Problem details.
Pictures stay out of the copy; output exactly the lines from the one containing "Read this page and output its text content." through the end of the material.

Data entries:
·····
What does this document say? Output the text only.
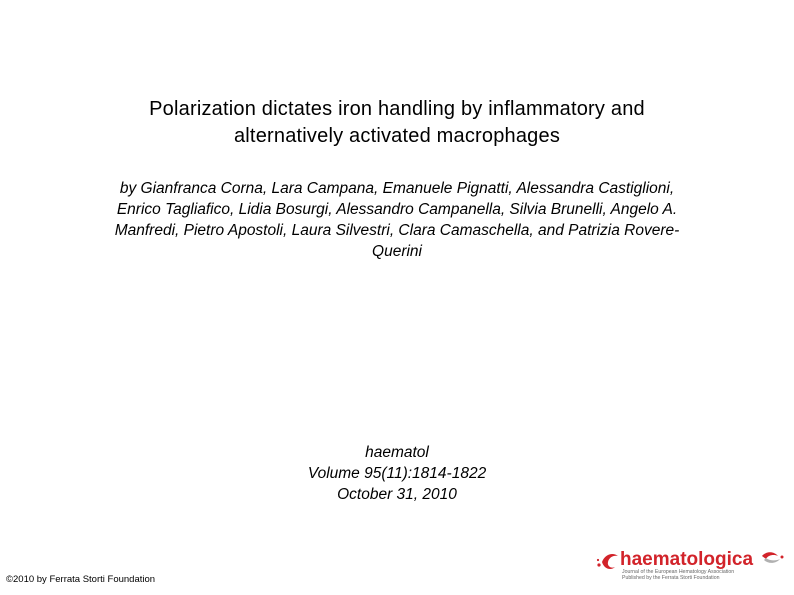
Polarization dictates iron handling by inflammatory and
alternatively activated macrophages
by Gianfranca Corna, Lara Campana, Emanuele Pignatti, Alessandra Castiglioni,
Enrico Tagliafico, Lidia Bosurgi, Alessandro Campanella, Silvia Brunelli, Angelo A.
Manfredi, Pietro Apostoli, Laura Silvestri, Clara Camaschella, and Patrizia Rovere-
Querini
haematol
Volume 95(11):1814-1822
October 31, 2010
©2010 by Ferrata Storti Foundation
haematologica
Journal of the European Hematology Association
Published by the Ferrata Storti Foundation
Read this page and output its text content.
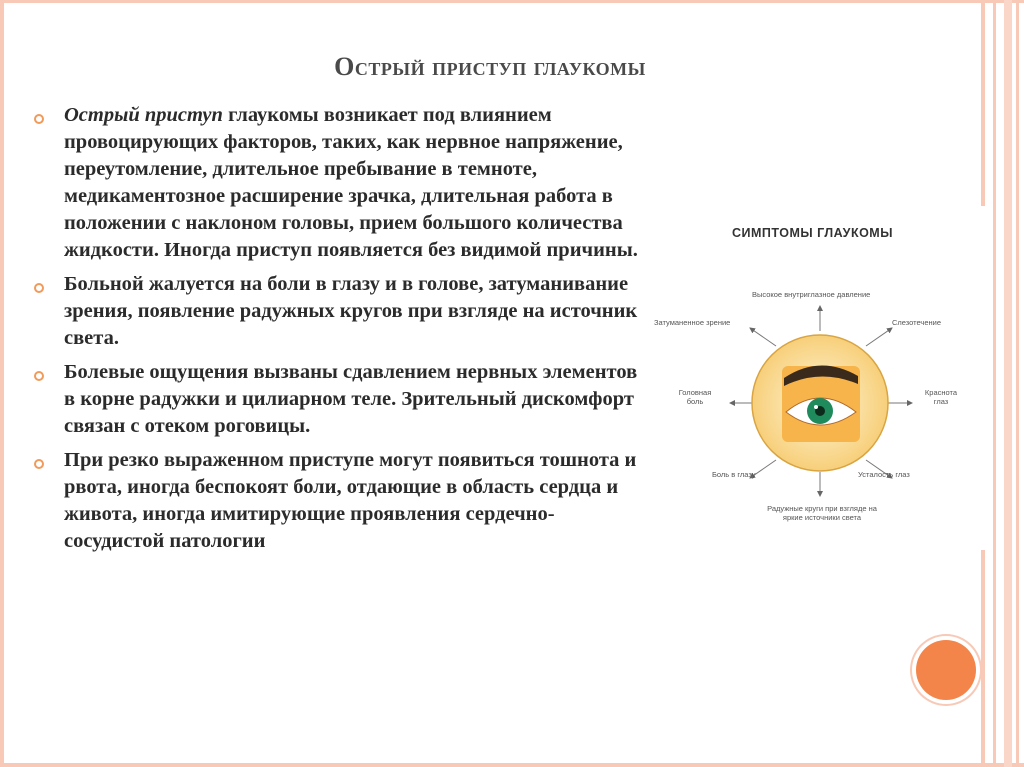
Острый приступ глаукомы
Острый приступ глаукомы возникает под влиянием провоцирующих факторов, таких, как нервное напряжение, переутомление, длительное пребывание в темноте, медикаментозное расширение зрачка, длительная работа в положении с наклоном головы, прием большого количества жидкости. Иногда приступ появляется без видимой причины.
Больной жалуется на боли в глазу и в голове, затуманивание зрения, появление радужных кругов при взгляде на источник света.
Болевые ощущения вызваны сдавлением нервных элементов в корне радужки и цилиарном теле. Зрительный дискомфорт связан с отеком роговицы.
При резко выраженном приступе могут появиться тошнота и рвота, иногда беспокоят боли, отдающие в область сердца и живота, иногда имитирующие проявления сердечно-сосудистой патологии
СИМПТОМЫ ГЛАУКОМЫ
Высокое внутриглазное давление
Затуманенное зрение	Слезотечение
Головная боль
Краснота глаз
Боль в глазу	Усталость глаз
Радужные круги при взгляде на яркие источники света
·····
Solved exercise.
Read this page and output its text content.
Острый приступ глаукомы
Острый приступ глаукомы возникает под влиянием провоцирующих факторов, таких, как нервное напряжение, переутомление, длительное пребывание в темноте, медикаментозное расширение зрачка, длительная работа в положении с наклоном головы, прием большого количества жидкости. Иногда приступ появляется без видимой причины.
Больной жалуется на боли в глазу и в голове, затуманивание зрения, появление радужных кругов при взгляде на источник света.
Болевые ощущения вызваны сдавлением нервных элементов в корне радужки и цилиарном теле. Зрительный дискомфорт связан с отеком роговицы.
При резко выраженном приступе могут появиться тошнота и рвота, иногда беспокоят боли, отдающие в область сердца и живота, иногда имитирующие проявления сердечно-сосудистой патологии
СИМПТОМЫ ГЛАУКОМЫ
Высокое внутриглазное давление
Затуманенное зрение	Слезотечение
Головная боль
Краснота глаз
Боль в глазу	Усталость глаз
Радужные круги при взгляде на яркие источники света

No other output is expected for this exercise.